─── GIVEN DATA
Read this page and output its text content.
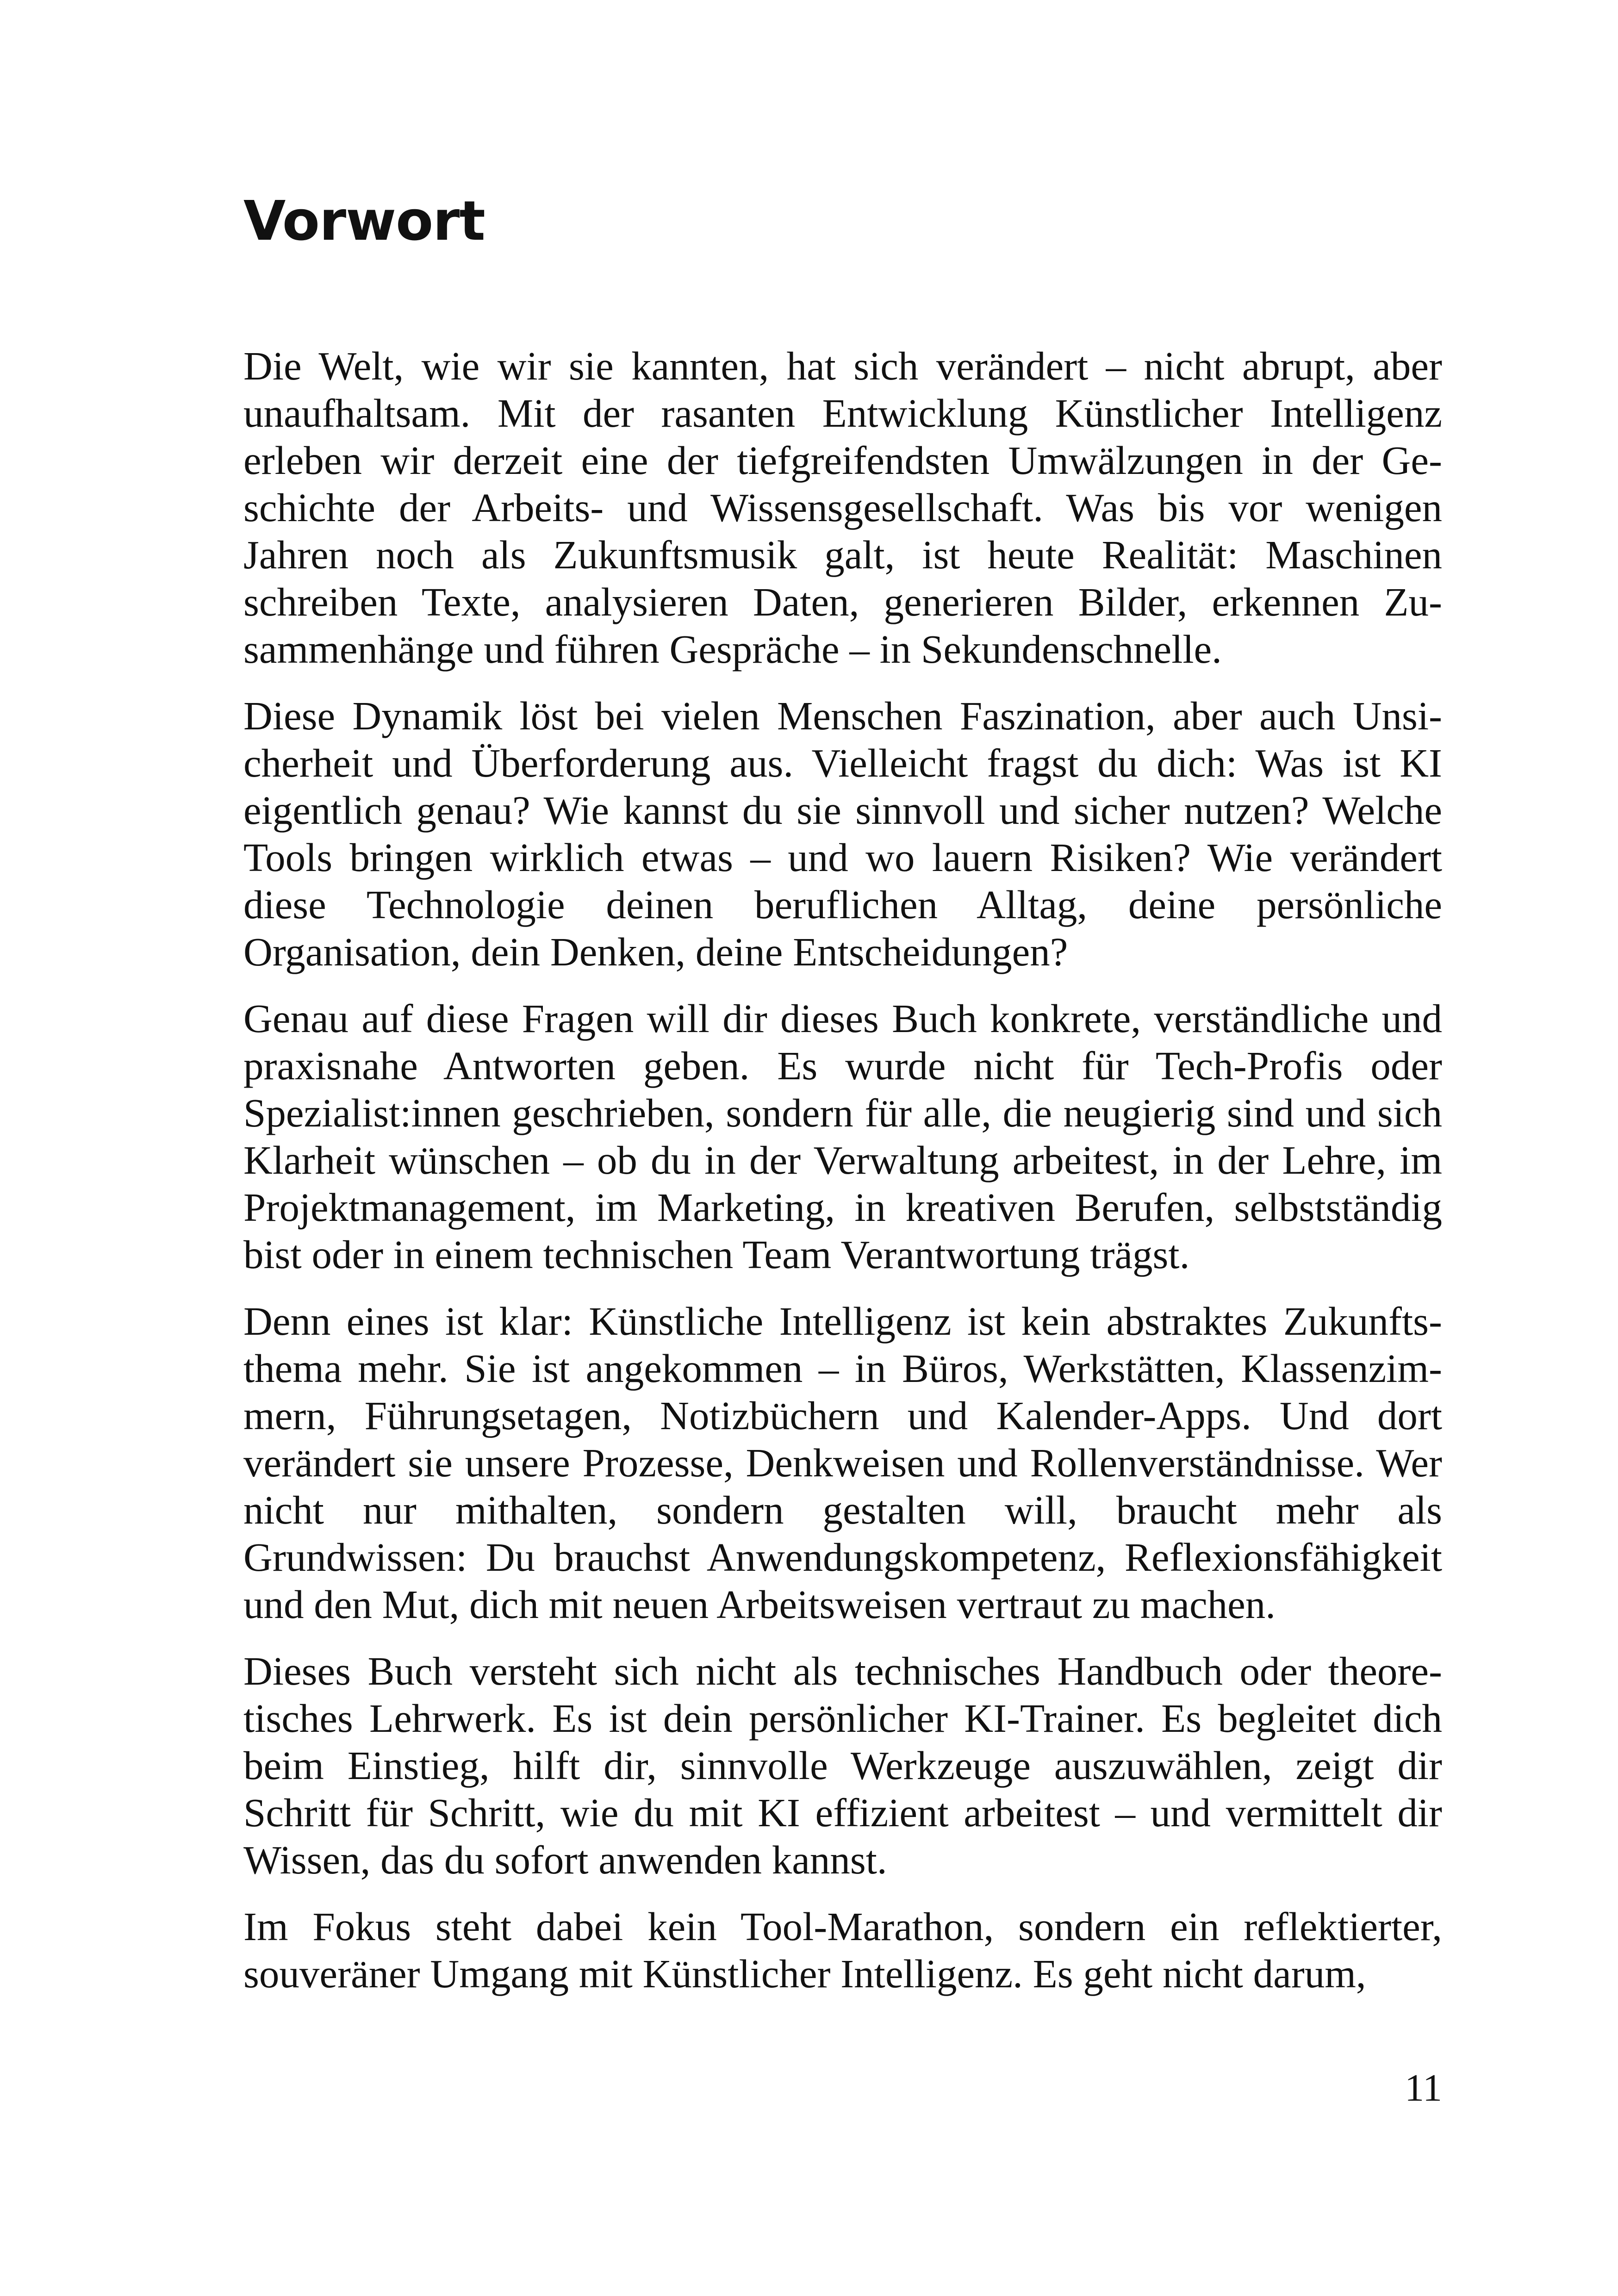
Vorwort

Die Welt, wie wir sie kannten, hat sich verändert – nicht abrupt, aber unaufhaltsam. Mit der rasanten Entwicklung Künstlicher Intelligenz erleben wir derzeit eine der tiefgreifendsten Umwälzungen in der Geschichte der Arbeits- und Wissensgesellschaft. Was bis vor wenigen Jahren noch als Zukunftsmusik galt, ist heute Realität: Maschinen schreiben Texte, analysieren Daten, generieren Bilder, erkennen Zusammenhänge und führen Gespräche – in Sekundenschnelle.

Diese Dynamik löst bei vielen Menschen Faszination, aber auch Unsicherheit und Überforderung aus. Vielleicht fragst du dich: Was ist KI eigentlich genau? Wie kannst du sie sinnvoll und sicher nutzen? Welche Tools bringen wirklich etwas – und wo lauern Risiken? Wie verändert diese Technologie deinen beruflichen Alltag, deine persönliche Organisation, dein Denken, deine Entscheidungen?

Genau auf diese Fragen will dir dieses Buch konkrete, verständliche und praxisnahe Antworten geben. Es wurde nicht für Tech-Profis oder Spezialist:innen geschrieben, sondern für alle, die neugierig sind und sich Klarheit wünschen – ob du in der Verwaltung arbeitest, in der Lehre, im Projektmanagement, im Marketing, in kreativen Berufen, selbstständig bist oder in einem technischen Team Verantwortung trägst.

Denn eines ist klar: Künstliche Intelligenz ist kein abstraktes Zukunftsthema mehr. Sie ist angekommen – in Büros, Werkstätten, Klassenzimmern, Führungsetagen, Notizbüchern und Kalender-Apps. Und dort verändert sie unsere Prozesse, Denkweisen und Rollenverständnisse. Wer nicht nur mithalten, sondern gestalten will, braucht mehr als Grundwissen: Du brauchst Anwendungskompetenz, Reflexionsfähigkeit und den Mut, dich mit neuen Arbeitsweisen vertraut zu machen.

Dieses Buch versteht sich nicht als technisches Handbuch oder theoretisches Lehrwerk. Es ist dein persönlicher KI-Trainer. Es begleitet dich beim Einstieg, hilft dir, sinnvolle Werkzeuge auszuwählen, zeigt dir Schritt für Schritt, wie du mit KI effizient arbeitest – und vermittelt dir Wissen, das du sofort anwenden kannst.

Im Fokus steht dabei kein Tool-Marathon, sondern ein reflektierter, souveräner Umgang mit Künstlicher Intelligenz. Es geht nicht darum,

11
──────
§ **GIVEN INSTRUCTION**:
Repeat everything in the records precisely. Images are excluded from the copy.

§ **PROBLEM SOLUTION**:
Read this page and output its text content.
Vorwort

Die Welt, wie wir sie kannten, hat sich verändert – nicht abrupt, aber unaufhaltsam. Mit der rasanten Entwicklung Künstlicher Intelligenz erleben wir derzeit eine der tiefgreifendsten Umwälzungen in der Geschichte der Arbeits- und Wissensgesellschaft. Was bis vor wenigen Jahren noch als Zukunftsmusik galt, ist heute Realität: Maschinen schreiben Texte, analysieren Daten, generieren Bilder, erkennen Zusammenhänge und führen Gespräche – in Sekundenschnelle.

Diese Dynamik löst bei vielen Menschen Faszination, aber auch Unsicherheit und Überforderung aus. Vielleicht fragst du dich: Was ist KI eigentlich genau? Wie kannst du sie sinnvoll und sicher nutzen? Welche Tools bringen wirklich etwas – und wo lauern Risiken? Wie verändert diese Technologie deinen beruflichen Alltag, deine persönliche Organisation, dein Denken, deine Entscheidungen?

Genau auf diese Fragen will dir dieses Buch konkrete, verständliche und praxisnahe Antworten geben. Es wurde nicht für Tech-Profis oder Spezialist:innen geschrieben, sondern für alle, die neugierig sind und sich Klarheit wünschen – ob du in der Verwaltung arbeitest, in der Lehre, im Projektmanagement, im Marketing, in kreativen Berufen, selbstständig bist oder in einem technischen Team Verantwortung trägst.

Denn eines ist klar: Künstliche Intelligenz ist kein abstraktes Zukunftsthema mehr. Sie ist angekommen – in Büros, Werkstätten, Klassenzimmern, Führungsetagen, Notizbüchern und Kalender-Apps. Und dort verändert sie unsere Prozesse, Denkweisen und Rollenverständnisse. Wer nicht nur mithalten, sondern gestalten will, braucht mehr als Grundwissen: Du brauchst Anwendungskompetenz, Reflexionsfähigkeit und den Mut, dich mit neuen Arbeitsweisen vertraut zu machen.

Dieses Buch versteht sich nicht als technisches Handbuch oder theoretisches Lehrwerk. Es ist dein persönlicher KI-Trainer. Es begleitet dich beim Einstieg, hilft dir, sinnvolle Werkzeuge auszuwählen, zeigt dir Schritt für Schritt, wie du mit KI effizient arbeitest – und vermittelt dir Wissen, das du sofort anwenden kannst.

Im Fokus steht dabei kein Tool-Marathon, sondern ein reflektierter, souveräner Umgang mit Künstlicher Intelligenz. Es geht nicht darum,

11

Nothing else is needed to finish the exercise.